*SHORT EXERCISE*.
Gather all lines in the records below that include the word "style".

[Items from a figure collection]
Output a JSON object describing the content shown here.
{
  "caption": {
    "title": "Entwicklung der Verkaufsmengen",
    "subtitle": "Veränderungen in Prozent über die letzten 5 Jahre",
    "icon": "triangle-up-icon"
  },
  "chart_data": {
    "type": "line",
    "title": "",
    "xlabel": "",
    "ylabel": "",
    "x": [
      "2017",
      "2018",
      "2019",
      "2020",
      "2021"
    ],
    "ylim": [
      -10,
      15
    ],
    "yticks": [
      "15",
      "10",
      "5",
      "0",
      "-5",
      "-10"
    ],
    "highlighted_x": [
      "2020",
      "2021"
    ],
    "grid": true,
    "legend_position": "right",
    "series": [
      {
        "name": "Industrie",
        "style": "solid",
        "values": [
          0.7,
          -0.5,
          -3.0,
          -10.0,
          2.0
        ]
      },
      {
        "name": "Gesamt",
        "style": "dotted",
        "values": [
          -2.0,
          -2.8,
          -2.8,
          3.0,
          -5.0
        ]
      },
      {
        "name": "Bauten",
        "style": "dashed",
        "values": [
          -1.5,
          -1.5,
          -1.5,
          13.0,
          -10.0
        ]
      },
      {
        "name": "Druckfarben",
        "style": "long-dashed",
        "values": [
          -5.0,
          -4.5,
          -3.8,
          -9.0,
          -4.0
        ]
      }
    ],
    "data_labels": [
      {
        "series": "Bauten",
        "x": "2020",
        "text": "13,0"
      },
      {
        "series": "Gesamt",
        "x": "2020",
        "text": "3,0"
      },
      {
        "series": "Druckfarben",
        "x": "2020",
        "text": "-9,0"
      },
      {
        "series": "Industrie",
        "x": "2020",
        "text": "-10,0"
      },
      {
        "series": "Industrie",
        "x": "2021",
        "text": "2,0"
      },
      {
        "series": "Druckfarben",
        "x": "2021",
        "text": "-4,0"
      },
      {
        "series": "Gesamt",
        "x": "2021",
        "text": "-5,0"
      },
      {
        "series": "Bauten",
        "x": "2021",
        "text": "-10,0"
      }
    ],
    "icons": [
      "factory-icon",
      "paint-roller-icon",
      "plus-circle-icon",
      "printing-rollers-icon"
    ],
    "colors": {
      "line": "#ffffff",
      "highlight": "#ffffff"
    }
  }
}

*SOLUTION BELOW*.
        "style": "solid",
        "style": "dotted",
        "style": "dashed",
        "style": "long-dashed",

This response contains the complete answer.